### Raw records
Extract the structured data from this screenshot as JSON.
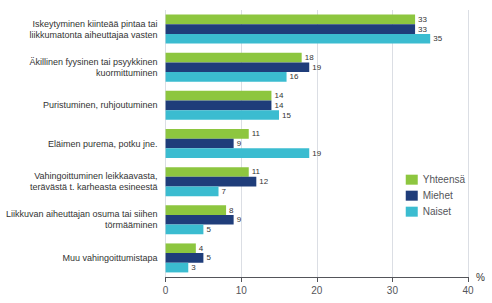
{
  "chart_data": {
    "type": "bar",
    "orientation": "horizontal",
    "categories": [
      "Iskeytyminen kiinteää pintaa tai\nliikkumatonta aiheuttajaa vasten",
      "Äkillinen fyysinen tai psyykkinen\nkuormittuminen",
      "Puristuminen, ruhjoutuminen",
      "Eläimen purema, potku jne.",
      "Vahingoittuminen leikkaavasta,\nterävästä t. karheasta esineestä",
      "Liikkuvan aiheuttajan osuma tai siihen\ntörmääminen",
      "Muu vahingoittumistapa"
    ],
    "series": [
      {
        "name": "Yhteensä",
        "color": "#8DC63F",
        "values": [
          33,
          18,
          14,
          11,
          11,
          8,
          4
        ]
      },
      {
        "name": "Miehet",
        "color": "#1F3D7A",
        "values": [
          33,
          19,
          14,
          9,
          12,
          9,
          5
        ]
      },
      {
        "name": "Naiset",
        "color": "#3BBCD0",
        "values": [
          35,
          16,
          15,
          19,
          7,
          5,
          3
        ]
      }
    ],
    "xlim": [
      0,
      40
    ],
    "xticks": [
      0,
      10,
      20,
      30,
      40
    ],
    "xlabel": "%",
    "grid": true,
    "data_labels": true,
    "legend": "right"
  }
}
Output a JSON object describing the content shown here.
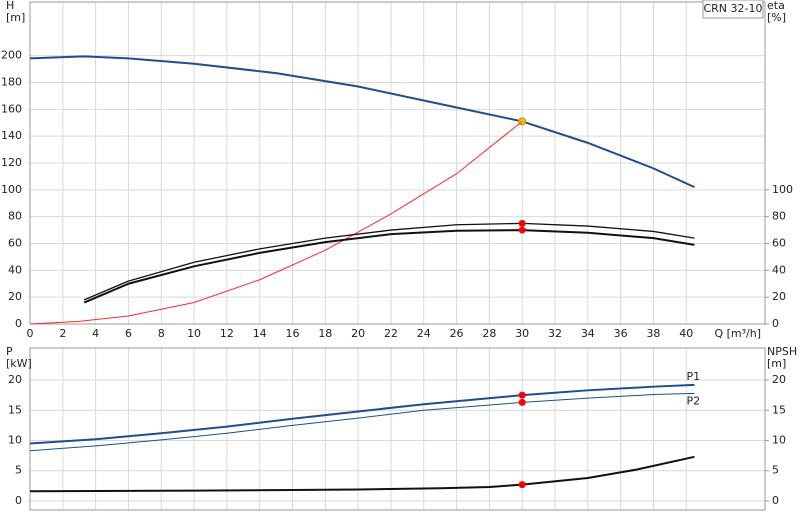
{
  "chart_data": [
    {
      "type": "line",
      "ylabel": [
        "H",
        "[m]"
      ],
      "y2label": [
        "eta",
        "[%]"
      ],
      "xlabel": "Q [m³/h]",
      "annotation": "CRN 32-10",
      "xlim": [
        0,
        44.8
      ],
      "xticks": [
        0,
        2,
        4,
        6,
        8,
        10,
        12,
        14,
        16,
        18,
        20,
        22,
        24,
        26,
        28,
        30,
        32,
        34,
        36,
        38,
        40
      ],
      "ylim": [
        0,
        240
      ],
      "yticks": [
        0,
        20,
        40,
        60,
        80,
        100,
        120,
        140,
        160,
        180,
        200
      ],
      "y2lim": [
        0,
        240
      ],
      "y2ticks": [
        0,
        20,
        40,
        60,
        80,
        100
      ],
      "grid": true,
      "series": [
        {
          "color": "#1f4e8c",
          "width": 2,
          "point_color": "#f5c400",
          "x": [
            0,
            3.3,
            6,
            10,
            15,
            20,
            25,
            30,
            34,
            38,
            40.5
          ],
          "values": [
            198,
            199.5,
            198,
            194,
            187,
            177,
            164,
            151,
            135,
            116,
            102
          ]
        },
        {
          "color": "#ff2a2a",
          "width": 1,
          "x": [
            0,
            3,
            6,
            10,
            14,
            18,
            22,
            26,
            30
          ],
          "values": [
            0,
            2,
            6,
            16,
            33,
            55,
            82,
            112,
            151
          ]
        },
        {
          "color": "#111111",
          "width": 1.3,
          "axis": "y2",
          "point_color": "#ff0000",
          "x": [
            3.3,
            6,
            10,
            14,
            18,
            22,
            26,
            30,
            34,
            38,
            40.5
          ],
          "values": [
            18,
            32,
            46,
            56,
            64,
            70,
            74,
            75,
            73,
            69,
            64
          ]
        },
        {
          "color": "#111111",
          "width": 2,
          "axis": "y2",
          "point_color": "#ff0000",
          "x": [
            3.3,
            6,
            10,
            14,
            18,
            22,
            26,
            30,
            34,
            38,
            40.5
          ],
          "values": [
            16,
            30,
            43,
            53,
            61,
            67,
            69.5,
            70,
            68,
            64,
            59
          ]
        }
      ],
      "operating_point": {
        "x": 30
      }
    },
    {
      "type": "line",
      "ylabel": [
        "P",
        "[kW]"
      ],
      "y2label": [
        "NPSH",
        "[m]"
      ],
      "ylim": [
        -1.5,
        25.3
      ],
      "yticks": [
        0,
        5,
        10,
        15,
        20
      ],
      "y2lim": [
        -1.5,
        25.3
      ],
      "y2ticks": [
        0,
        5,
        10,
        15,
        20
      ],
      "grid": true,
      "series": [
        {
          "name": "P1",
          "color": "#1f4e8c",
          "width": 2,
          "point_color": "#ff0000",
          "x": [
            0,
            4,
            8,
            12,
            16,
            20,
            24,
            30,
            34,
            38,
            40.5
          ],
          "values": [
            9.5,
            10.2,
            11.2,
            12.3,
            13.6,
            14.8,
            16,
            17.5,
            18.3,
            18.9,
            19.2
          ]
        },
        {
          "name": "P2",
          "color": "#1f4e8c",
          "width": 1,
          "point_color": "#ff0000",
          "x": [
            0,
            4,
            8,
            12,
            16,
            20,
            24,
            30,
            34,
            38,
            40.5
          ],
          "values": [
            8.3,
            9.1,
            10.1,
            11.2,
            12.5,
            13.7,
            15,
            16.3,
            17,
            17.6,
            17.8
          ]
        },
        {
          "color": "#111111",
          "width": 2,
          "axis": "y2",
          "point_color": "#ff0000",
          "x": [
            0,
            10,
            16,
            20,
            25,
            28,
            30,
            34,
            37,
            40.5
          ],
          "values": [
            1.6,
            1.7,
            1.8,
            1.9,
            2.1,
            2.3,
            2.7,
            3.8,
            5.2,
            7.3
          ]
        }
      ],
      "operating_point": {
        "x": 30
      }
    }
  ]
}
######
### Raw records
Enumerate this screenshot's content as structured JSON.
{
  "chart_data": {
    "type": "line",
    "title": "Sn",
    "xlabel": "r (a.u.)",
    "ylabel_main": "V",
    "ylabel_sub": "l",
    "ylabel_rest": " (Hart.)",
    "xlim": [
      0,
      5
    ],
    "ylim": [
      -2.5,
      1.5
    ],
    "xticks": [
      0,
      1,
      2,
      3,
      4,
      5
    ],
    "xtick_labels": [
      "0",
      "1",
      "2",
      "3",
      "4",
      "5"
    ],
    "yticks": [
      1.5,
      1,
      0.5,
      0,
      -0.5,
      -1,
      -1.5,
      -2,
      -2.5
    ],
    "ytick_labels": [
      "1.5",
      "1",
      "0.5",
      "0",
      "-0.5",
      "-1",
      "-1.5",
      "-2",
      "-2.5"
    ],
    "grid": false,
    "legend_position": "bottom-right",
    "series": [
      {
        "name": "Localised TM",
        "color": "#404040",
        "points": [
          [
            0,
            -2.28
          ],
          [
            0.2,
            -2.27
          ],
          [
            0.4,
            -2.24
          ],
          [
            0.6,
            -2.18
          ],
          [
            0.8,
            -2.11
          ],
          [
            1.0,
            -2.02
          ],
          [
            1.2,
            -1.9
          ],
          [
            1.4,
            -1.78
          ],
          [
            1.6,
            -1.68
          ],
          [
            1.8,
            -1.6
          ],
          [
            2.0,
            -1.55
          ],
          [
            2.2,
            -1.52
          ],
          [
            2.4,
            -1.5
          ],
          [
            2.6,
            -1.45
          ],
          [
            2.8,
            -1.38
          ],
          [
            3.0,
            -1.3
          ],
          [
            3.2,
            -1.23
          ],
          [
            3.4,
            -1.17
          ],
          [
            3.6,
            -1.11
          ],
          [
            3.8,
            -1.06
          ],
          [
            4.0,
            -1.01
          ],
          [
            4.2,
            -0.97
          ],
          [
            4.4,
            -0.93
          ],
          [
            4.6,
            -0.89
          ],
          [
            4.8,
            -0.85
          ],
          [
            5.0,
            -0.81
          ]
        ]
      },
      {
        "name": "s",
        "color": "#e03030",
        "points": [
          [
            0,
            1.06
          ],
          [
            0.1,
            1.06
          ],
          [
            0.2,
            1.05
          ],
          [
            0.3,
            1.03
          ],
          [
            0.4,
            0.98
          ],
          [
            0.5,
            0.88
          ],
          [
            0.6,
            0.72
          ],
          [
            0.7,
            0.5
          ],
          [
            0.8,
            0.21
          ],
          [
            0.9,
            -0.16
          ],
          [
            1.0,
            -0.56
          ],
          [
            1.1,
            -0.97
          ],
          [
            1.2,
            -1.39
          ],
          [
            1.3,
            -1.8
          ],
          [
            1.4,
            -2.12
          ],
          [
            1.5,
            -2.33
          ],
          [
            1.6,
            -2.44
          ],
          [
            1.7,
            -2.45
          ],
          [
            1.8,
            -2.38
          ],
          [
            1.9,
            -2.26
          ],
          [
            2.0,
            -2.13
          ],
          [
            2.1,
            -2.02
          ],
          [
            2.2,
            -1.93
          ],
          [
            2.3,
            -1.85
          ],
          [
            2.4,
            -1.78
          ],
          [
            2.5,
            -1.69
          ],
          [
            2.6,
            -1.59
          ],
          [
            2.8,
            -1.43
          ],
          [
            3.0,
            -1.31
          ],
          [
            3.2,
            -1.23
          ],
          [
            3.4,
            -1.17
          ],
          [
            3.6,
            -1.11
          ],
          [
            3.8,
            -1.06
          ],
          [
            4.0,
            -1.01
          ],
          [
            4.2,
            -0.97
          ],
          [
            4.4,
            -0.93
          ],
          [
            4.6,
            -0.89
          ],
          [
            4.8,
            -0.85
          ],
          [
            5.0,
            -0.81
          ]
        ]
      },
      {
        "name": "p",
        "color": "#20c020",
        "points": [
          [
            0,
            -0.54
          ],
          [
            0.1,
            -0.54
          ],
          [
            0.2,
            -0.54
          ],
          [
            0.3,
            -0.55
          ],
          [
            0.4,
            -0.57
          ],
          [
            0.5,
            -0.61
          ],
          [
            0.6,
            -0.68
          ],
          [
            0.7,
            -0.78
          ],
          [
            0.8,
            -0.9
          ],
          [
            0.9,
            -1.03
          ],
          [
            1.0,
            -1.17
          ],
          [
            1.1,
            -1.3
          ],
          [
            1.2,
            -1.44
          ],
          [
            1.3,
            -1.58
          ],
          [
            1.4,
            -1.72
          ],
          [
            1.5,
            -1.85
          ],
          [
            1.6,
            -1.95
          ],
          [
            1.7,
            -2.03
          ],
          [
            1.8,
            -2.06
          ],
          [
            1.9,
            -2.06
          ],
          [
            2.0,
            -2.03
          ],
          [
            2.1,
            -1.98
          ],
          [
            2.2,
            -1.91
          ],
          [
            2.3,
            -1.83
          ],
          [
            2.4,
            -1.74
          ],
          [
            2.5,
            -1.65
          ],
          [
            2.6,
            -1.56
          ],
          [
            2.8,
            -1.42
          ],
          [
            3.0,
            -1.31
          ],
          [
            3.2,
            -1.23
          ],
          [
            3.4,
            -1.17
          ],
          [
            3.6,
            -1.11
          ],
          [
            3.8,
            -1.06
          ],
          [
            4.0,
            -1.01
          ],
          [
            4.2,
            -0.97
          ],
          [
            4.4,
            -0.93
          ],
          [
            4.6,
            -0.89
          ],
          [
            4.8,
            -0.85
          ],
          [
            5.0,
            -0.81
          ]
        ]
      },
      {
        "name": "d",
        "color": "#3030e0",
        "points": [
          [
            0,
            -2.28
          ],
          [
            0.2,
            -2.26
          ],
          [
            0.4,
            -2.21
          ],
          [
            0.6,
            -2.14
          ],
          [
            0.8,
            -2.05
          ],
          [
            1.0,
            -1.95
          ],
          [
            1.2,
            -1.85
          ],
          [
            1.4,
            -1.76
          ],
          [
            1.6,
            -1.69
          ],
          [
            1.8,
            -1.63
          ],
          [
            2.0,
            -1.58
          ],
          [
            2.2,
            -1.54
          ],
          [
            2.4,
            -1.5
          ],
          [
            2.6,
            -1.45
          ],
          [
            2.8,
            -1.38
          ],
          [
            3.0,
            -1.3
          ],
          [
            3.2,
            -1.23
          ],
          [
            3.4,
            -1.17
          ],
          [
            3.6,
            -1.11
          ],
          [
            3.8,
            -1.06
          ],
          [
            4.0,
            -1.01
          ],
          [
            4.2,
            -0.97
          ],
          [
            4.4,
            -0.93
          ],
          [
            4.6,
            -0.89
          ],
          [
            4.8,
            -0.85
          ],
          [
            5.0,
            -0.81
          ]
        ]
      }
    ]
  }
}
######
### Raw records
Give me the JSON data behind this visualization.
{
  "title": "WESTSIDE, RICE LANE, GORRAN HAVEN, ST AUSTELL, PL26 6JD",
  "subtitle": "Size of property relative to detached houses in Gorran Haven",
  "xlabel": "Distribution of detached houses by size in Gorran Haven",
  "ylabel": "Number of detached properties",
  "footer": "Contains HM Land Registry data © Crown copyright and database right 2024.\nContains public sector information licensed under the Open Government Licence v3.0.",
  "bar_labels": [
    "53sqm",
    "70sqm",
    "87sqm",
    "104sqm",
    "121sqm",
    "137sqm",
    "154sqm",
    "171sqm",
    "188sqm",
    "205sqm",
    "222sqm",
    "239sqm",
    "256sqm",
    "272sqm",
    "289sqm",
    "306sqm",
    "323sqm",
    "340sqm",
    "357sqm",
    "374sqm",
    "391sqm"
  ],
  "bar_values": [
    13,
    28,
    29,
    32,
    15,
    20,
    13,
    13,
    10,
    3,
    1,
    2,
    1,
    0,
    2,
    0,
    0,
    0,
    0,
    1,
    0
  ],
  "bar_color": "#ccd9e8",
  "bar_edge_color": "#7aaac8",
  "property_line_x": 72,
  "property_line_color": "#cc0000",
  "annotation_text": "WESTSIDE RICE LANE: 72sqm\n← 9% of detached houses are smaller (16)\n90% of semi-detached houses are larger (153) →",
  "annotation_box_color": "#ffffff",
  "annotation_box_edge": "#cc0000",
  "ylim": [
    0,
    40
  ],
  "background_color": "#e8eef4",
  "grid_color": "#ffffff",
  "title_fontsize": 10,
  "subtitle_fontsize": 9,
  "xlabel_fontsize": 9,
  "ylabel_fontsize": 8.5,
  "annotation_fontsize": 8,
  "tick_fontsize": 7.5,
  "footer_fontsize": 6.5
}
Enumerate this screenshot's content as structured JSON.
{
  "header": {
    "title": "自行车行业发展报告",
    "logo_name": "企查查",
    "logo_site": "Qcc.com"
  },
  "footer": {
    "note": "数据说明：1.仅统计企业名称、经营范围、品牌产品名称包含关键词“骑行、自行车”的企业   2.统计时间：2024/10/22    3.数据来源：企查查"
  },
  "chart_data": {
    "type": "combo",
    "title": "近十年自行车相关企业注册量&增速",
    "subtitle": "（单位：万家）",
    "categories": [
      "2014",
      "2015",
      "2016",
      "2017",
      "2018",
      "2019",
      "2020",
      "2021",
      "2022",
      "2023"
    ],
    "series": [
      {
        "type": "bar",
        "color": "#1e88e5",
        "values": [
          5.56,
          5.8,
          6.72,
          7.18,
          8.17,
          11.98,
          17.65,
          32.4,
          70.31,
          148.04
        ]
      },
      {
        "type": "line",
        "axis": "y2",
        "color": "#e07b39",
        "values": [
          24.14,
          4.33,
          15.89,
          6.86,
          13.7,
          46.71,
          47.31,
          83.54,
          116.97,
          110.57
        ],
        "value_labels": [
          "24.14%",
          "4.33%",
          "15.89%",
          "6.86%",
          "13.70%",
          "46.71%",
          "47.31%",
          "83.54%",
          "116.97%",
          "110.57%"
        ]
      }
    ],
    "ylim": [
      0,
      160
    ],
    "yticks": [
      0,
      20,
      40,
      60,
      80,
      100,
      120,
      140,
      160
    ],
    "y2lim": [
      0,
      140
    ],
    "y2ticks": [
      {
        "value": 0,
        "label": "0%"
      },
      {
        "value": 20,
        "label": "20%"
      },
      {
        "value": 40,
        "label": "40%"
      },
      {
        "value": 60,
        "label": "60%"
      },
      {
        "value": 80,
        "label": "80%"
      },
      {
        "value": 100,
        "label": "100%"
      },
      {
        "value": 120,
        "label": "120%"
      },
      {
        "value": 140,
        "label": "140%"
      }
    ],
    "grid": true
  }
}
######
→ **Problem to solve**: In the material above, find the lines that contain "JSON" and show them.

→ **Written response**:
Extract the structured data from this screenshot as JSON.
Output a JSON object describing the content shown here.
Enumerate this screenshot's content as structured JSON.
Give me the JSON data behind this visualization.
Enumerate this screenshot's content as structured JSON.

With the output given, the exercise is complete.